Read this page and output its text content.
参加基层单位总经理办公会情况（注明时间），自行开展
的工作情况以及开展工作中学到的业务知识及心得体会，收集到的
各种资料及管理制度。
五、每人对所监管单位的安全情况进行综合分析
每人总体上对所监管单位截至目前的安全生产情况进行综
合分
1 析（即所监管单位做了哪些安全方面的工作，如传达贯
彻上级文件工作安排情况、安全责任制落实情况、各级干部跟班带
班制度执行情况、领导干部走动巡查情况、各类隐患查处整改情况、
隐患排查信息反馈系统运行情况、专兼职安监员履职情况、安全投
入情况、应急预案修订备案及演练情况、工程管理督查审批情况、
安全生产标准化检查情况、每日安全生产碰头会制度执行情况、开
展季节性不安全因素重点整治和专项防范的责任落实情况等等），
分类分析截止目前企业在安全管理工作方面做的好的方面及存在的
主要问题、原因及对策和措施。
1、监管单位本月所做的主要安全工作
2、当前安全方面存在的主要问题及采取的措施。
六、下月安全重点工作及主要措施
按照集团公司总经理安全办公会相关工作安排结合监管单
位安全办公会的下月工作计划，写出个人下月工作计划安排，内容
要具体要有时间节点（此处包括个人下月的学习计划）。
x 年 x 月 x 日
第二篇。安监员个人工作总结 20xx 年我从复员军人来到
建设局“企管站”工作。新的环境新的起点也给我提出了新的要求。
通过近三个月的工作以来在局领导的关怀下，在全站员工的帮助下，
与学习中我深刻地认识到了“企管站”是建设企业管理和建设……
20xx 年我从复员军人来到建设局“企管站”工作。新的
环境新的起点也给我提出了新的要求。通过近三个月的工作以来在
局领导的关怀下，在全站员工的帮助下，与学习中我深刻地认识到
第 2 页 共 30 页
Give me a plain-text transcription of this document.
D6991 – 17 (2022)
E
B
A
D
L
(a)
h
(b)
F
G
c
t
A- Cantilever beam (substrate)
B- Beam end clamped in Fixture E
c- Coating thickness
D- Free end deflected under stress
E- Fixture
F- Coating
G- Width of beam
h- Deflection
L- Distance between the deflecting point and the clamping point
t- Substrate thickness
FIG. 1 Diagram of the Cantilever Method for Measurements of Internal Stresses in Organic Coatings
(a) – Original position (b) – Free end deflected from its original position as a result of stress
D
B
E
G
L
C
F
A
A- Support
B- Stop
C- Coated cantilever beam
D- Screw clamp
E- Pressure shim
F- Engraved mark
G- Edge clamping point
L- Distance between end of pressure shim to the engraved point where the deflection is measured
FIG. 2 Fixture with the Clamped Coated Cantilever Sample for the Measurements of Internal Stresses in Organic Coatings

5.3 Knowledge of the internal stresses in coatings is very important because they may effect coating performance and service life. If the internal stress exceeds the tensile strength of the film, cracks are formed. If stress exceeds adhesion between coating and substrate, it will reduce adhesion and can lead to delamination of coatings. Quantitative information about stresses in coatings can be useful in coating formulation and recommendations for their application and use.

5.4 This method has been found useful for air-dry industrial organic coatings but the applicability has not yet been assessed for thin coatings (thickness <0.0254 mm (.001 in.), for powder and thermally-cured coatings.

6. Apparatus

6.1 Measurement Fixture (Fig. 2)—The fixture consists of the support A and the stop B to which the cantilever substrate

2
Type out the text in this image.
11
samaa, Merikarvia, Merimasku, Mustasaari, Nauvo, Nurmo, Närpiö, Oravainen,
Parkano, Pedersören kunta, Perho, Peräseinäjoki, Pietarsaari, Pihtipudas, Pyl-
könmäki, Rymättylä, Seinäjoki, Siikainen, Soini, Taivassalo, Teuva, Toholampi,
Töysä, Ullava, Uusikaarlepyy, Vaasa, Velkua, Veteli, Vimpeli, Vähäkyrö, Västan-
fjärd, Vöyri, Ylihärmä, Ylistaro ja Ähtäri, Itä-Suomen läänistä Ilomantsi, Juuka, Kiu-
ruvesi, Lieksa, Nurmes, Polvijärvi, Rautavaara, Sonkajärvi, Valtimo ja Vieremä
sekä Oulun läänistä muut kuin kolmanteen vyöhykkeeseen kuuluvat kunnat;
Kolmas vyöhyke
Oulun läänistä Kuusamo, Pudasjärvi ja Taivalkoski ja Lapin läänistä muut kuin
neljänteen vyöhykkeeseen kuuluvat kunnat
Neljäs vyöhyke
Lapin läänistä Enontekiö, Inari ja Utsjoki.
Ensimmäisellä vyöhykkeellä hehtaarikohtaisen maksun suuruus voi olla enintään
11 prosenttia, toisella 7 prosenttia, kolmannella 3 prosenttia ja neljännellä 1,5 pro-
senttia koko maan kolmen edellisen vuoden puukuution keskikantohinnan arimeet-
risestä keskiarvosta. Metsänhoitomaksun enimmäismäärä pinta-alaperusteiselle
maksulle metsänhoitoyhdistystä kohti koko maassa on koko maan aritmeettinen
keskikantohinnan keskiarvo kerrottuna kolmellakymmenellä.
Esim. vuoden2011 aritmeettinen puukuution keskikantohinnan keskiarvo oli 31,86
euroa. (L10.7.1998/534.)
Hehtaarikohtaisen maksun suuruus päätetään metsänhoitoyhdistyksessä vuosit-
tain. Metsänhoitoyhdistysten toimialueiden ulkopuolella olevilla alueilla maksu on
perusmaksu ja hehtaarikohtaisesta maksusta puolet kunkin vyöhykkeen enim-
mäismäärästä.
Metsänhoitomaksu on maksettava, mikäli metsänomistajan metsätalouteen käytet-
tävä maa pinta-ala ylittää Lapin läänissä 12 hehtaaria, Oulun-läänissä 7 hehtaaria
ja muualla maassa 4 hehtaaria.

-*-*-

Read the lines above. Gather those in which the string "Lapin" is found.

Oulun läänistä Kuusamo, Pudasjärvi ja Taivalkoski ja Lapin läänistä muut kuin
Lapin läänistä Enontekiö, Inari ja Utsjoki.
tävä maa pinta-ala ylittää Lapin läänissä 12 hehtaaria, Oulun-läänissä 7 hehtaaria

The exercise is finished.